___ Supplied data ___

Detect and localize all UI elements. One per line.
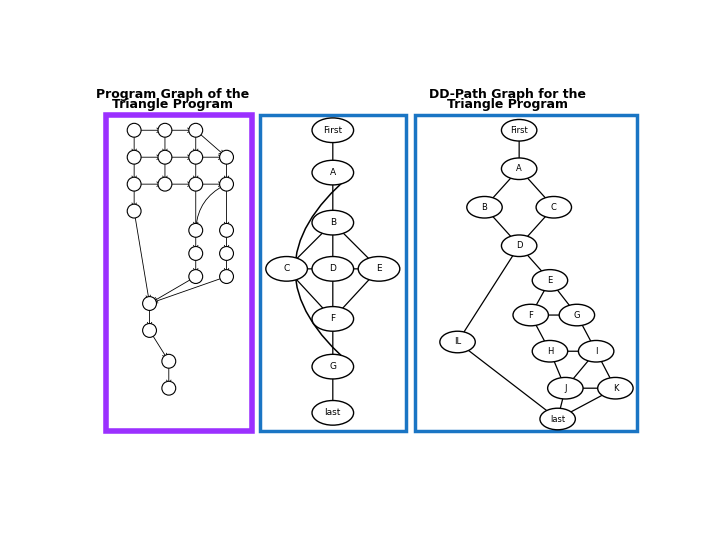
Ellipse shape [578,340,614,362]
Text: B: B [482,202,487,212]
Circle shape [220,224,233,237]
Ellipse shape [312,354,354,379]
Text: H: H [546,347,553,356]
Circle shape [189,224,203,237]
Circle shape [158,150,172,164]
Ellipse shape [598,377,633,399]
Text: C: C [551,202,557,212]
Circle shape [189,123,203,137]
Text: E: E [547,276,552,285]
Ellipse shape [359,256,400,281]
Ellipse shape [501,235,537,256]
Ellipse shape [540,408,575,430]
Bar [415,115,637,430]
Circle shape [189,177,203,191]
Text: B: B [330,218,336,227]
Circle shape [127,204,141,218]
Ellipse shape [513,304,549,326]
Circle shape [127,177,141,191]
Circle shape [220,177,233,191]
Ellipse shape [559,304,595,326]
Text: K: K [613,384,618,393]
Circle shape [127,123,141,137]
Circle shape [189,269,203,284]
Ellipse shape [501,158,537,179]
Bar [260,115,406,430]
Circle shape [189,247,203,260]
Text: last: last [550,415,565,423]
Ellipse shape [536,197,572,218]
Ellipse shape [312,211,354,235]
Circle shape [189,150,203,164]
Ellipse shape [266,256,307,281]
Text: F: F [528,310,533,320]
Ellipse shape [532,340,567,362]
Text: D: D [329,265,336,273]
Text: First: First [323,126,343,135]
Circle shape [143,323,156,338]
Ellipse shape [312,401,354,425]
Circle shape [143,296,156,310]
Ellipse shape [312,307,354,331]
Ellipse shape [501,119,537,141]
Circle shape [127,150,141,164]
Text: Triangle Program: Triangle Program [447,98,568,111]
Text: E: E [376,265,382,273]
Text: D: D [516,241,523,250]
Text: F: F [330,314,336,323]
Text: C: C [284,265,289,273]
Text: G: G [574,310,580,320]
Ellipse shape [548,377,583,399]
Circle shape [162,354,176,368]
Circle shape [162,381,176,395]
Text: Triangle Program: Triangle Program [112,98,233,111]
Ellipse shape [312,118,354,143]
Text: IL: IL [454,338,461,347]
Text: DD-Path Graph for the: DD-Path Graph for the [429,88,586,101]
Text: A: A [516,164,522,173]
Circle shape [158,123,172,137]
Ellipse shape [312,160,354,185]
Ellipse shape [440,331,475,353]
Circle shape [220,269,233,284]
Circle shape [158,177,172,191]
Text: J: J [564,384,567,393]
Ellipse shape [532,269,567,291]
Text: I: I [595,347,598,356]
Text: A: A [330,168,336,177]
Text: last: last [325,408,341,417]
Text: First: First [510,126,528,135]
Ellipse shape [312,256,354,281]
Ellipse shape [467,197,503,218]
Circle shape [220,150,233,164]
Text: Program Graph of the: Program Graph of the [96,88,249,101]
Bar [106,115,252,430]
Circle shape [220,247,233,260]
Text: G: G [329,362,336,371]
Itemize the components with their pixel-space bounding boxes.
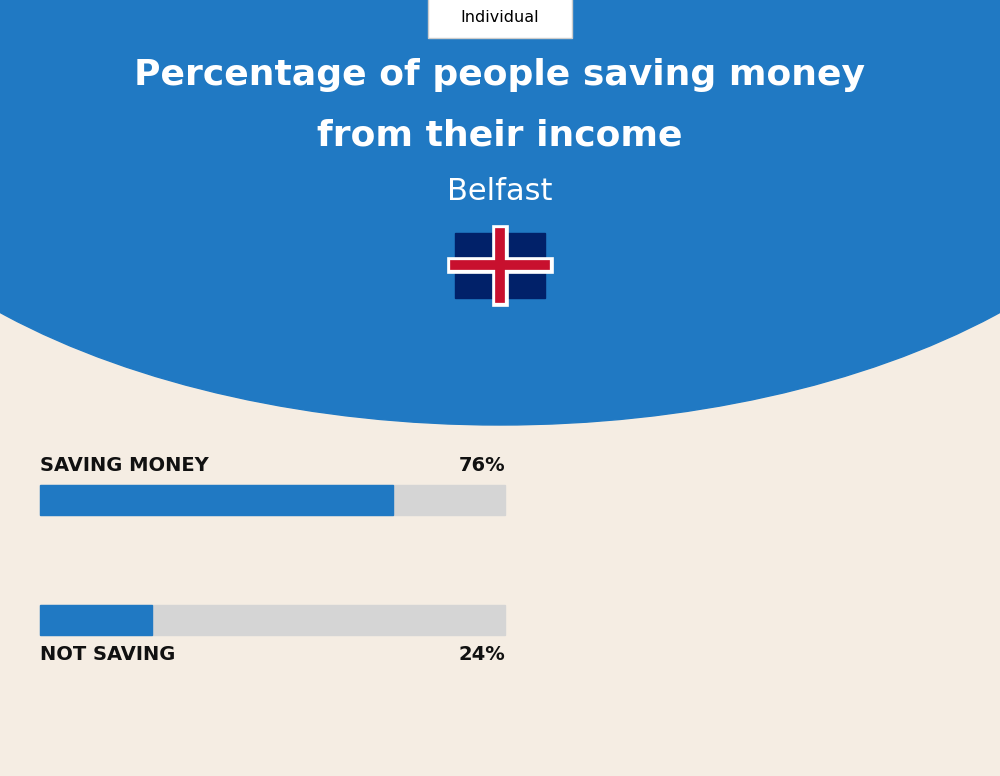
Bar bbox=[40, 485, 393, 515]
Text: Belfast: Belfast bbox=[447, 178, 553, 206]
Bar bbox=[40, 485, 505, 515]
Text: NOT SAVING: NOT SAVING bbox=[40, 645, 175, 664]
Bar bbox=[40, 605, 152, 635]
FancyBboxPatch shape bbox=[428, 0, 572, 38]
Text: Percentage of people saving money: Percentage of people saving money bbox=[134, 58, 866, 92]
Text: 24%: 24% bbox=[458, 645, 505, 664]
Text: Individual: Individual bbox=[461, 11, 539, 26]
Text: 76%: 76% bbox=[458, 456, 505, 475]
Text: from their income: from their income bbox=[317, 118, 683, 152]
Ellipse shape bbox=[0, 0, 1000, 425]
Text: SAVING MONEY: SAVING MONEY bbox=[40, 456, 209, 475]
Bar bbox=[40, 605, 505, 635]
Bar bbox=[455, 233, 545, 297]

___

**To be done:** Pull every line of both items above verbatim, leaving out the pictures.

**Task result:**
Detect and localize all UI elements. One per line.
Ellipse shape [578,340,614,362]
Text: B: B [482,202,487,212]
Circle shape [220,224,233,237]
Ellipse shape [312,354,354,379]
Text: H: H [546,347,553,356]
Circle shape [189,224,203,237]
Circle shape [158,150,172,164]
Ellipse shape [598,377,633,399]
Text: C: C [551,202,557,212]
Circle shape [189,123,203,137]
Text: E: E [547,276,552,285]
Ellipse shape [359,256,400,281]
Ellipse shape [501,235,537,256]
Ellipse shape [540,408,575,430]
Bar [415,115,637,430]
Circle shape [189,177,203,191]
Text: B: B [330,218,336,227]
Circle shape [127,204,141,218]
Ellipse shape [513,304,549,326]
Circle shape [127,177,141,191]
Circle shape [220,177,233,191]
Ellipse shape [559,304,595,326]
Text: K: K [613,384,618,393]
Circle shape [127,123,141,137]
Circle shape [189,269,203,284]
Ellipse shape [501,158,537,179]
Bar [260,115,406,430]
Circle shape [189,247,203,260]
Text: last: last [550,415,565,423]
Ellipse shape [536,197,572,218]
Ellipse shape [312,211,354,235]
Circle shape [189,150,203,164]
Ellipse shape [266,256,307,281]
Text: F: F [528,310,533,320]
Ellipse shape [532,340,567,362]
Text: D: D [329,265,336,273]
Text: First: First [323,126,343,135]
Circle shape [143,323,156,338]
Ellipse shape [312,401,354,425]
Circle shape [143,296,156,310]
Ellipse shape [312,307,354,331]
Ellipse shape [501,119,537,141]
Circle shape [127,150,141,164]
Text: Triangle Program: Triangle Program [447,98,568,111]
Text: E: E [376,265,382,273]
Text: D: D [516,241,523,250]
Text: F: F [330,314,336,323]
Text: C: C [284,265,289,273]
Text: G: G [574,310,580,320]
Ellipse shape [548,377,583,399]
Circle shape [162,354,176,368]
Circle shape [162,381,176,395]
Text: Triangle Program: Triangle Program [112,98,233,111]
Ellipse shape [312,118,354,143]
Text: IL: IL [454,338,461,347]
Text: DD-Path Graph for the: DD-Path Graph for the [429,88,586,101]
Text: A: A [516,164,522,173]
Circle shape [158,123,172,137]
Ellipse shape [312,160,354,185]
Ellipse shape [440,331,475,353]
Circle shape [220,269,233,284]
Circle shape [158,177,172,191]
Text: J: J [564,384,567,393]
Ellipse shape [532,269,567,291]
Text: I: I [595,347,598,356]
Text: A: A [330,168,336,177]
Text: last: last [325,408,341,417]
Text: First: First [510,126,528,135]
Ellipse shape [312,256,354,281]
Ellipse shape [467,197,503,218]
Circle shape [220,150,233,164]
Text: Program Graph of the: Program Graph of the [96,88,249,101]
Bar [106,115,252,430]
Circle shape [220,247,233,260]
Text: G: G [329,362,336,371]
Itemize the components with their pixel-space bounding boxes.
Bar bbox=[40, 485, 393, 515]
Text: Belfast: Belfast bbox=[447, 178, 553, 206]
Bar bbox=[40, 485, 505, 515]
Text: NOT SAVING: NOT SAVING bbox=[40, 645, 175, 664]
Bar bbox=[40, 605, 152, 635]
FancyBboxPatch shape bbox=[428, 0, 572, 38]
Text: Percentage of people saving money: Percentage of people saving money bbox=[134, 58, 866, 92]
Text: 24%: 24% bbox=[458, 645, 505, 664]
Text: Individual: Individual bbox=[461, 11, 539, 26]
Text: 76%: 76% bbox=[458, 456, 505, 475]
Text: from their income: from their income bbox=[317, 118, 683, 152]
Ellipse shape bbox=[0, 0, 1000, 425]
Text: SAVING MONEY: SAVING MONEY bbox=[40, 456, 209, 475]
Bar bbox=[40, 605, 505, 635]
Bar bbox=[455, 233, 545, 297]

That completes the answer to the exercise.